(Data items)

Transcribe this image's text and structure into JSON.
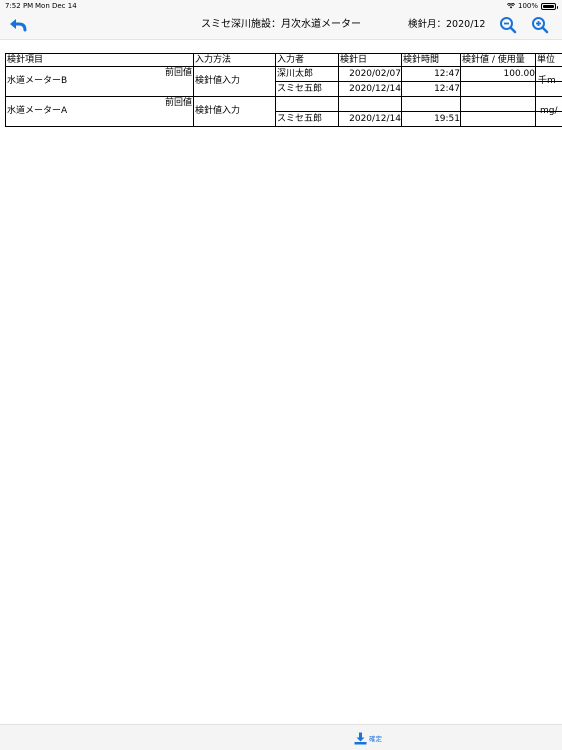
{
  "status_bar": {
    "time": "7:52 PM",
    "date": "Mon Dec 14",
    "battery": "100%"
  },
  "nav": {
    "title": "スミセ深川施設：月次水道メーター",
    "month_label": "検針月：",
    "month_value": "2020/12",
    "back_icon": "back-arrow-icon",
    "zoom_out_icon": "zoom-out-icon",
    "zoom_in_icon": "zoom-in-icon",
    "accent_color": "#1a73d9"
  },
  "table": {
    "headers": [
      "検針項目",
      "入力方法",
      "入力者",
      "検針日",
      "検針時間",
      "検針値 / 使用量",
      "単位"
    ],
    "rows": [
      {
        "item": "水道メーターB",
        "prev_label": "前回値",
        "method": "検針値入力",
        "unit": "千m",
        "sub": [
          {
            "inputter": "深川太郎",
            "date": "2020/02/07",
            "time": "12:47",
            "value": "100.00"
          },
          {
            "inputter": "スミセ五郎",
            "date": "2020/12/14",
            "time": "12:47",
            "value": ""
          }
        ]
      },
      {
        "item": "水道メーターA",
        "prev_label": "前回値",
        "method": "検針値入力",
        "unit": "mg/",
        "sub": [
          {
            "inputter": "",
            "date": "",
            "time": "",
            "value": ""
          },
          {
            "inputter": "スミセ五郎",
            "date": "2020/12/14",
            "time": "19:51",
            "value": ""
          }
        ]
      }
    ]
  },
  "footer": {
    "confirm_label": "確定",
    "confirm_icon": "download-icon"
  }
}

* **Challenge**:
Return each line of the data, keeping its wording exact and omitting pictures.

* **Correct response**:
Transcribe this image's text and structure into JSON.
{
  "status_bar": {
    "time": "7:52 PM",
    "date": "Mon Dec 14",
    "battery": "100%"
  },
  "nav": {
    "title": "スミセ深川施設：月次水道メーター",
    "month_label": "検針月：",
    "month_value": "2020/12",
    "back_icon": "back-arrow-icon",
    "zoom_out_icon": "zoom-out-icon",
    "zoom_in_icon": "zoom-in-icon",
    "accent_color": "#1a73d9"
  },
  "table": {
    "headers": [
      "検針項目",
      "入力方法",
      "入力者",
      "検針日",
      "検針時間",
      "検針値 / 使用量",
      "単位"
    ],
    "rows": [
      {
        "item": "水道メーターB",
        "prev_label": "前回値",
        "method": "検針値入力",
        "unit": "千m",
        "sub": [
          {
            "inputter": "深川太郎",
            "date": "2020/02/07",
            "time": "12:47",
            "value": "100.00"
          },
          {
            "inputter": "スミセ五郎",
            "date": "2020/12/14",
            "time": "12:47",
            "value": ""
          }
        ]
      },
      {
        "item": "水道メーターA",
        "prev_label": "前回値",
        "method": "検針値入力",
        "unit": "mg/",
        "sub": [
          {
            "inputter": "",
            "date": "",
            "time": "",
            "value": ""
          },
          {
            "inputter": "スミセ五郎",
            "date": "2020/12/14",
            "time": "19:51",
            "value": ""
          }
        ]
      }
    ]
  },
  "footer": {
    "confirm_label": "確定",
    "confirm_icon": "download-icon"
  }
}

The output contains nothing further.